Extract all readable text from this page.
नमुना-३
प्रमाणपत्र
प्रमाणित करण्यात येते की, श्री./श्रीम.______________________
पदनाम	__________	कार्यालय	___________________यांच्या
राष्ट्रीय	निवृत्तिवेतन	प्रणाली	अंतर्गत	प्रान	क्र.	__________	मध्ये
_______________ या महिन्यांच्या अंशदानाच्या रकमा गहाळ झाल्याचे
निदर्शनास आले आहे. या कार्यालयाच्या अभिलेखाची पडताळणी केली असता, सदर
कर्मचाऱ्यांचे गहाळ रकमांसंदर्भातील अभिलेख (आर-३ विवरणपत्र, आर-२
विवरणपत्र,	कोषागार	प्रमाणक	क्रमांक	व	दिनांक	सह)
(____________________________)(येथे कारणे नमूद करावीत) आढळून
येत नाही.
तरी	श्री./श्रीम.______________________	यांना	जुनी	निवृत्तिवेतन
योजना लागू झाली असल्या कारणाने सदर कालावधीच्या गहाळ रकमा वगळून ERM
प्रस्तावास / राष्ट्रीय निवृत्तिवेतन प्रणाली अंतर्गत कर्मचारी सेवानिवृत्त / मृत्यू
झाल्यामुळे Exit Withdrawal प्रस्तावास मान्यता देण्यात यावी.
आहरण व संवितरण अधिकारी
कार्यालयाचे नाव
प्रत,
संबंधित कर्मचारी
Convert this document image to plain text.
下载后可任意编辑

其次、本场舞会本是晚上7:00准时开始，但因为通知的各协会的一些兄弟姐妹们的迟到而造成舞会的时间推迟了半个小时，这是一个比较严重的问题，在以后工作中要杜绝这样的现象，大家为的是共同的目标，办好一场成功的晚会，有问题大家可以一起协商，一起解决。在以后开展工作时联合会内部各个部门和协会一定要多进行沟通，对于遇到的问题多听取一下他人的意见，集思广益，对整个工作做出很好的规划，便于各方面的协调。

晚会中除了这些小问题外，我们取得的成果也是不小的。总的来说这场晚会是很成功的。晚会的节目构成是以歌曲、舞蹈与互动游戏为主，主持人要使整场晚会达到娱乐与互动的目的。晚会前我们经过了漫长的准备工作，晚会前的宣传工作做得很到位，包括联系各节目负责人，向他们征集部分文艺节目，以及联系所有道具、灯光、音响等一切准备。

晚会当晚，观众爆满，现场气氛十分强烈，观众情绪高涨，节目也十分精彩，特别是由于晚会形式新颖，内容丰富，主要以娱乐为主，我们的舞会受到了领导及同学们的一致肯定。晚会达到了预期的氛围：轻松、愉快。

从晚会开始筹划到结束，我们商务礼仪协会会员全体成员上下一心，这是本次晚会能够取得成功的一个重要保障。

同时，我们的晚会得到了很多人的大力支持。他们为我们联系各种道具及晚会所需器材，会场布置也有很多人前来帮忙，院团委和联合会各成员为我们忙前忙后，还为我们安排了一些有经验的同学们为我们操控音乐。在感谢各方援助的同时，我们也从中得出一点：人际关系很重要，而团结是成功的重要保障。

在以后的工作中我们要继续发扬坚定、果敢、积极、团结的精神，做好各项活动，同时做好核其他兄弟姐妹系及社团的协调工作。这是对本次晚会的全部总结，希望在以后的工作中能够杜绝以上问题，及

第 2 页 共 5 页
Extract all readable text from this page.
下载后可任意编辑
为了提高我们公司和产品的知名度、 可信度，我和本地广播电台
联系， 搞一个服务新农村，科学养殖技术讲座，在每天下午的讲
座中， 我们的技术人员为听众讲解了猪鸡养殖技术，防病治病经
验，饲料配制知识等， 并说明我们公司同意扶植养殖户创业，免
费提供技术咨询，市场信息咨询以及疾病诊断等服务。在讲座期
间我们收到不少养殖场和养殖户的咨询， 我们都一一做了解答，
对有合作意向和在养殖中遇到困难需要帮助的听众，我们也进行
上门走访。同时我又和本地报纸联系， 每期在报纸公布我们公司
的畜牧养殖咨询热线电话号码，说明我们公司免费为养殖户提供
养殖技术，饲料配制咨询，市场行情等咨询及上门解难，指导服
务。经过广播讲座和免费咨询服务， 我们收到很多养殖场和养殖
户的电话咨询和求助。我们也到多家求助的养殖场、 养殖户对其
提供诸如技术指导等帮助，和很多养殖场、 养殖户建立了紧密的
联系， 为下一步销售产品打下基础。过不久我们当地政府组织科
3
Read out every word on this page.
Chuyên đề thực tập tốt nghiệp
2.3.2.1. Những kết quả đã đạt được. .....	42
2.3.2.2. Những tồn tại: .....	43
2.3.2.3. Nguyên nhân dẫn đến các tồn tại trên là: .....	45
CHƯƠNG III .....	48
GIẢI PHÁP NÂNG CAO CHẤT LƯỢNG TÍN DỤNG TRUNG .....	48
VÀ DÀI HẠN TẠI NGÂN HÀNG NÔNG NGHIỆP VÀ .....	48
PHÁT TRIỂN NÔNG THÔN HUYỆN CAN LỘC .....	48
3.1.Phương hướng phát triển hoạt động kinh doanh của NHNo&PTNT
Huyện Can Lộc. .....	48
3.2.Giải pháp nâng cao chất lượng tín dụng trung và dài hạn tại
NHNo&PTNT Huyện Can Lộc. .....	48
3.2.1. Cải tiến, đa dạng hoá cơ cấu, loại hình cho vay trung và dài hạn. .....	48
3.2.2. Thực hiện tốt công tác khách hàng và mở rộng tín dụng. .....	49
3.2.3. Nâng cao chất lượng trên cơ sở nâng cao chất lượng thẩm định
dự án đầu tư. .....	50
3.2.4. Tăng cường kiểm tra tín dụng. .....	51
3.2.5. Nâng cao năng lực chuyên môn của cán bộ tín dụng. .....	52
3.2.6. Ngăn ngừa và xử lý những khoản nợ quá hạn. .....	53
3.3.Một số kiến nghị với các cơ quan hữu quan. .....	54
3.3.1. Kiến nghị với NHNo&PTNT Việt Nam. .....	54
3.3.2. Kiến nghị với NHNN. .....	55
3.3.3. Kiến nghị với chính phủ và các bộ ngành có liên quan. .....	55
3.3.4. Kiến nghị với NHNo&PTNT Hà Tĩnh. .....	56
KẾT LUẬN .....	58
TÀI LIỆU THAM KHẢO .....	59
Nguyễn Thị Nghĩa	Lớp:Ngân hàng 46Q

**Task goal**
Reproduce the entries above exactly.

**Task result**
Extract all readable text from this page.
नमुना-३
प्रमाणपत्र
प्रमाणित करण्यात येते की, श्री./श्रीम.______________________
पदनाम	__________	कार्यालय	___________________यांच्या
राष्ट्रीय	निवृत्तिवेतन	प्रणाली	अंतर्गत	प्रान	क्र.	__________	मध्ये
_______________ या महिन्यांच्या अंशदानाच्या रकमा गहाळ झाल्याचे
निदर्शनास आले आहे. या कार्यालयाच्या अभिलेखाची पडताळणी केली असता, सदर
कर्मचाऱ्यांचे गहाळ रकमांसंदर्भातील अभिलेख (आर-३ विवरणपत्र, आर-२
विवरणपत्र,	कोषागार	प्रमाणक	क्रमांक	व	दिनांक	सह)
(____________________________)(येथे कारणे नमूद करावीत) आढळून
येत नाही.
तरी	श्री./श्रीम.______________________	यांना	जुनी	निवृत्तिवेतन
योजना लागू झाली असल्या कारणाने सदर कालावधीच्या गहाळ रकमा वगळून ERM
प्रस्तावास / राष्ट्रीय निवृत्तिवेतन प्रणाली अंतर्गत कर्मचारी सेवानिवृत्त / मृत्यू
झाल्यामुळे Exit Withdrawal प्रस्तावास मान्यता देण्यात यावी.
आहरण व संवितरण अधिकारी
कार्यालयाचे नाव
प्रत,
संबंधित कर्मचारी
Convert this document image to plain text.
下载后可任意编辑

其次、本场舞会本是晚上7:00准时开始，但因为通知的各协会的一些兄弟姐妹们的迟到而造成舞会的时间推迟了半个小时，这是一个比较严重的问题，在以后工作中要杜绝这样的现象，大家为的是共同的目标，办好一场成功的晚会，有问题大家可以一起协商，一起解决。在以后开展工作时联合会内部各个部门和协会一定要多进行沟通，对于遇到的问题多听取一下他人的意见，集思广益，对整个工作做出很好的规划，便于各方面的协调。

晚会中除了这些小问题外，我们取得的成果也是不小的。总的来说这场晚会是很成功的。晚会的节目构成是以歌曲、舞蹈与互动游戏为主，主持人要使整场晚会达到娱乐与互动的目的。晚会前我们经过了漫长的准备工作，晚会前的宣传工作做得很到位，包括联系各节目负责人，向他们征集部分文艺节目，以及联系所有道具、灯光、音响等一切准备。

晚会当晚，观众爆满，现场气氛十分强烈，观众情绪高涨，节目也十分精彩，特别是由于晚会形式新颖，内容丰富，主要以娱乐为主，我们的舞会受到了领导及同学们的一致肯定。晚会达到了预期的氛围：轻松、愉快。

从晚会开始筹划到结束，我们商务礼仪协会会员全体成员上下一心，这是本次晚会能够取得成功的一个重要保障。

同时，我们的晚会得到了很多人的大力支持。他们为我们联系各种道具及晚会所需器材，会场布置也有很多人前来帮忙，院团委和联合会各成员为我们忙前忙后，还为我们安排了一些有经验的同学们为我们操控音乐。在感谢各方援助的同时，我们也从中得出一点：人际关系很重要，而团结是成功的重要保障。

在以后的工作中我们要继续发扬坚定、果敢、积极、团结的精神，做好各项活动，同时做好核其他兄弟姐妹系及社团的协调工作。这是对本次晚会的全部总结，希望在以后的工作中能够杜绝以上问题，及

第 2 页 共 5 页
Extract all readable text from this page.
下载后可任意编辑
为了提高我们公司和产品的知名度、 可信度，我和本地广播电台
联系， 搞一个服务新农村，科学养殖技术讲座，在每天下午的讲
座中， 我们的技术人员为听众讲解了猪鸡养殖技术，防病治病经
验，饲料配制知识等， 并说明我们公司同意扶植养殖户创业，免
费提供技术咨询，市场信息咨询以及疾病诊断等服务。在讲座期
间我们收到不少养殖场和养殖户的咨询， 我们都一一做了解答，
对有合作意向和在养殖中遇到困难需要帮助的听众，我们也进行
上门走访。同时我又和本地报纸联系， 每期在报纸公布我们公司
的畜牧养殖咨询热线电话号码，说明我们公司免费为养殖户提供
养殖技术，饲料配制咨询，市场行情等咨询及上门解难，指导服
务。经过广播讲座和免费咨询服务， 我们收到很多养殖场和养殖
户的电话咨询和求助。我们也到多家求助的养殖场、 养殖户对其
提供诸如技术指导等帮助，和很多养殖场、 养殖户建立了紧密的
联系， 为下一步销售产品打下基础。过不久我们当地政府组织科
3
Read out every word on this page.
Chuyên đề thực tập tốt nghiệp
2.3.2.1. Những kết quả đã đạt được. .....	42
2.3.2.2. Những tồn tại: .....	43
2.3.2.3. Nguyên nhân dẫn đến các tồn tại trên là: .....	45
CHƯƠNG III .....	48
GIẢI PHÁP NÂNG CAO CHẤT LƯỢNG TÍN DỤNG TRUNG .....	48
VÀ DÀI HẠN TẠI NGÂN HÀNG NÔNG NGHIỆP VÀ .....	48
PHÁT TRIỂN NÔNG THÔN HUYỆN CAN LỘC .....	48
3.1.Phương hướng phát triển hoạt động kinh doanh của NHNo&PTNT
Huyện Can Lộc. .....	48
3.2.Giải pháp nâng cao chất lượng tín dụng trung và dài hạn tại
NHNo&PTNT Huyện Can Lộc. .....	48
3.2.1. Cải tiến, đa dạng hoá cơ cấu, loại hình cho vay trung và dài hạn. .....	48
3.2.2. Thực hiện tốt công tác khách hàng và mở rộng tín dụng. .....	49
3.2.3. Nâng cao chất lượng trên cơ sở nâng cao chất lượng thẩm định
dự án đầu tư. .....	50
3.2.4. Tăng cường kiểm tra tín dụng. .....	51
3.2.5. Nâng cao năng lực chuyên môn của cán bộ tín dụng. .....	52
3.2.6. Ngăn ngừa và xử lý những khoản nợ quá hạn. .....	53
3.3.Một số kiến nghị với các cơ quan hữu quan. .....	54
3.3.1. Kiến nghị với NHNo&PTNT Việt Nam. .....	54
3.3.2. Kiến nghị với NHNN. .....	55
3.3.3. Kiến nghị với chính phủ và các bộ ngành có liên quan. .....	55
3.3.4. Kiến nghị với NHNo&PTNT Hà Tĩnh. .....	56
KẾT LUẬN .....	58
TÀI LIỆU THAM KHẢO .....	59
Nguyễn Thị Nghĩa	Lớp:Ngân hàng 46Q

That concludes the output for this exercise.